++++ SOURCE DATA

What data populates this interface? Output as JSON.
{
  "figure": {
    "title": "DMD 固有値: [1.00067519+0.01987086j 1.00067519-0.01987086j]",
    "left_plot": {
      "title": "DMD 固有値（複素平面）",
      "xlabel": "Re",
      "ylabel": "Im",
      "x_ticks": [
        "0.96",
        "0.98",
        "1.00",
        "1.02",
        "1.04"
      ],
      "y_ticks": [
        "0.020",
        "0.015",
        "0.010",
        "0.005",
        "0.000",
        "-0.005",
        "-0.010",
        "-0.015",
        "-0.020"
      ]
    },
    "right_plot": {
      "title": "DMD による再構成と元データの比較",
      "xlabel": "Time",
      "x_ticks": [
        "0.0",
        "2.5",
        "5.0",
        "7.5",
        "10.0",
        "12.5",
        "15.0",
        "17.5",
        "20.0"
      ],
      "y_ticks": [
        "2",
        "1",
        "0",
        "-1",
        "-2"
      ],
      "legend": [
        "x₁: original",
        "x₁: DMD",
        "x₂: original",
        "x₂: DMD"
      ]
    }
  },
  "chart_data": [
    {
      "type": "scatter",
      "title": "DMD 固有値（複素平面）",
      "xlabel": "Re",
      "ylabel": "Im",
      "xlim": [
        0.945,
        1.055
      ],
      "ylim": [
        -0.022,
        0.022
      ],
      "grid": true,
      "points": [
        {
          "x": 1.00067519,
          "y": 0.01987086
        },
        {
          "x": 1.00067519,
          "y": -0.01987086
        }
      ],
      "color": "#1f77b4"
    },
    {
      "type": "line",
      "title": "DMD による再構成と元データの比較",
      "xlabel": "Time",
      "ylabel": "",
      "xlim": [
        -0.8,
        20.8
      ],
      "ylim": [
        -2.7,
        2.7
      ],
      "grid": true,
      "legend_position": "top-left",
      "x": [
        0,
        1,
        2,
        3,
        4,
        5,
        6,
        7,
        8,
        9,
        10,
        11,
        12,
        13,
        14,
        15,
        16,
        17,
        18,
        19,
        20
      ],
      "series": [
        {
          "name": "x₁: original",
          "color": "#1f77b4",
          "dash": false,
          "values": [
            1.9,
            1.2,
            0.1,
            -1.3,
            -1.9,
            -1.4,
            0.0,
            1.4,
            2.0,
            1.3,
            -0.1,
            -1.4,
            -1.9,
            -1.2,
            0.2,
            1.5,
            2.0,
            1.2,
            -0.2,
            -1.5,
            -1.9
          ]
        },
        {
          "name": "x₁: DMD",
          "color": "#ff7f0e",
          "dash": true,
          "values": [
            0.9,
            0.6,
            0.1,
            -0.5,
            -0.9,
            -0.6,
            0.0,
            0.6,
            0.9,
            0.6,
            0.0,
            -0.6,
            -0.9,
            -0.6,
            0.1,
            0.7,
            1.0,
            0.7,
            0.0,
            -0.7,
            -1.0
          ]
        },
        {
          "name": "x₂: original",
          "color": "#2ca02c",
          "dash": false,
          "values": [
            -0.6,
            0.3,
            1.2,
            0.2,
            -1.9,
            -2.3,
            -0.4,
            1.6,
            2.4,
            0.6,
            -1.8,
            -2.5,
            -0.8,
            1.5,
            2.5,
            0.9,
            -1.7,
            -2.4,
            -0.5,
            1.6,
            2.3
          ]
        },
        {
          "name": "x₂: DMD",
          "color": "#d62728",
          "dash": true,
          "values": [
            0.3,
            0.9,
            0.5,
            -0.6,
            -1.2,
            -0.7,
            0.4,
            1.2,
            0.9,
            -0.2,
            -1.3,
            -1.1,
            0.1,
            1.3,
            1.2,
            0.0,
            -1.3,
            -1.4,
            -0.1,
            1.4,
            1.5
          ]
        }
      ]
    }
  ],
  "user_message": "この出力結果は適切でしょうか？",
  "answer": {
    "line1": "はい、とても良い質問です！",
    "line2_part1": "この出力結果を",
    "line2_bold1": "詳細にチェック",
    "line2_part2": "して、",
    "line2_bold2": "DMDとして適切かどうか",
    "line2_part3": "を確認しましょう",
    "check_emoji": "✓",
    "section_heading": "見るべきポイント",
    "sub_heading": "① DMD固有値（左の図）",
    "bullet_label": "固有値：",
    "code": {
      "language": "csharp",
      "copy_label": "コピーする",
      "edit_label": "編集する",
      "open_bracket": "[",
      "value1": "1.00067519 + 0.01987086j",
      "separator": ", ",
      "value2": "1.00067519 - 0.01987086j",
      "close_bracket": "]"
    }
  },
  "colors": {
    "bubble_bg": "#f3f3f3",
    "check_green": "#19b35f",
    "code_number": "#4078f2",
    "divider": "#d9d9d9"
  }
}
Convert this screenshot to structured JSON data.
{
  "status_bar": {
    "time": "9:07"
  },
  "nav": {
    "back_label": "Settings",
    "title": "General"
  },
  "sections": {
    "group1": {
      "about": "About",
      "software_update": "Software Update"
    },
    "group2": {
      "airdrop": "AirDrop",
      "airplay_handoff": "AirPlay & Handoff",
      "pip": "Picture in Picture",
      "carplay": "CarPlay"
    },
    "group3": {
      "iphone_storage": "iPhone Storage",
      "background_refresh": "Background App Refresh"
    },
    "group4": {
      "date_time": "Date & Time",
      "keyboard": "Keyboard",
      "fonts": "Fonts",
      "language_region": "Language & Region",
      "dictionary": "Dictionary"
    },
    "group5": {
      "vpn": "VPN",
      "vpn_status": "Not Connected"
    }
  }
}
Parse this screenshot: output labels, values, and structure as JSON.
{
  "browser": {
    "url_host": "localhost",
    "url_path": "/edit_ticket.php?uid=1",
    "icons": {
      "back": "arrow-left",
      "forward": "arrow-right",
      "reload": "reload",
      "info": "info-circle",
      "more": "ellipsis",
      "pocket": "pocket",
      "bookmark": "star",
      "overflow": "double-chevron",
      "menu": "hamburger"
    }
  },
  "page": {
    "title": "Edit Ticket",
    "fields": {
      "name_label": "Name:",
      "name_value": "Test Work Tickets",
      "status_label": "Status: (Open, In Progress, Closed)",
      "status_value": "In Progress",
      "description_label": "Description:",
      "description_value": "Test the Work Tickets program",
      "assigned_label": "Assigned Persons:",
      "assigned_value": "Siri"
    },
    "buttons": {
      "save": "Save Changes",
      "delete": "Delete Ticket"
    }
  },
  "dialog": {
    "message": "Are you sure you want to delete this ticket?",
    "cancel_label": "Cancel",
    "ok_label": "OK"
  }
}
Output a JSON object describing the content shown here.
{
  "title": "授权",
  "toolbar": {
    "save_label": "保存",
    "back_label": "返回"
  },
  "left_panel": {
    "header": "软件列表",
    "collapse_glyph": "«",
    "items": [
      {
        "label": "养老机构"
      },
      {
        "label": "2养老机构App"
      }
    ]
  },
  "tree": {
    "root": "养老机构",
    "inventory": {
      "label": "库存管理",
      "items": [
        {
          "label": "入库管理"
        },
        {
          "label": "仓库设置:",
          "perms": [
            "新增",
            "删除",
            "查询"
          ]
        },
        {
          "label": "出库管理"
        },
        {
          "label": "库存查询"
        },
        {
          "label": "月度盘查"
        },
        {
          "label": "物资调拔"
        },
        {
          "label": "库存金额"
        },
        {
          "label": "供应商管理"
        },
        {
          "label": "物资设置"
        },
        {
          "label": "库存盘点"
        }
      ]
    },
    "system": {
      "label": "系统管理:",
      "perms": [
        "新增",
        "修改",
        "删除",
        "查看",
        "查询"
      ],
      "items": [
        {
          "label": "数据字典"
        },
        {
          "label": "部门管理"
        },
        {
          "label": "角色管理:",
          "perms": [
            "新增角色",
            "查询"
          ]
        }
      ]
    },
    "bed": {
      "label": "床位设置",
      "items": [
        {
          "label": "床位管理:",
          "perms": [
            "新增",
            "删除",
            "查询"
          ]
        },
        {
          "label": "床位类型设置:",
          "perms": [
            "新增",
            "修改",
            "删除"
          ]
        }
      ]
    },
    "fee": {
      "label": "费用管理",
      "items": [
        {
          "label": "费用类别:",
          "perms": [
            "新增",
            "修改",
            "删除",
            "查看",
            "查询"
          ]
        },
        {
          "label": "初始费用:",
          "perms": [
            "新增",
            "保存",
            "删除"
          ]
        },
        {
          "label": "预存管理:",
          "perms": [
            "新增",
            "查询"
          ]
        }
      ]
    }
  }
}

++++++++

PROMPT:
Above are the records. Identify each line that contains the word "Test".

ANSWER BELOW:
      "name_value": "Test Work Tickets",
      "description_value": "Test the Work Tickets program",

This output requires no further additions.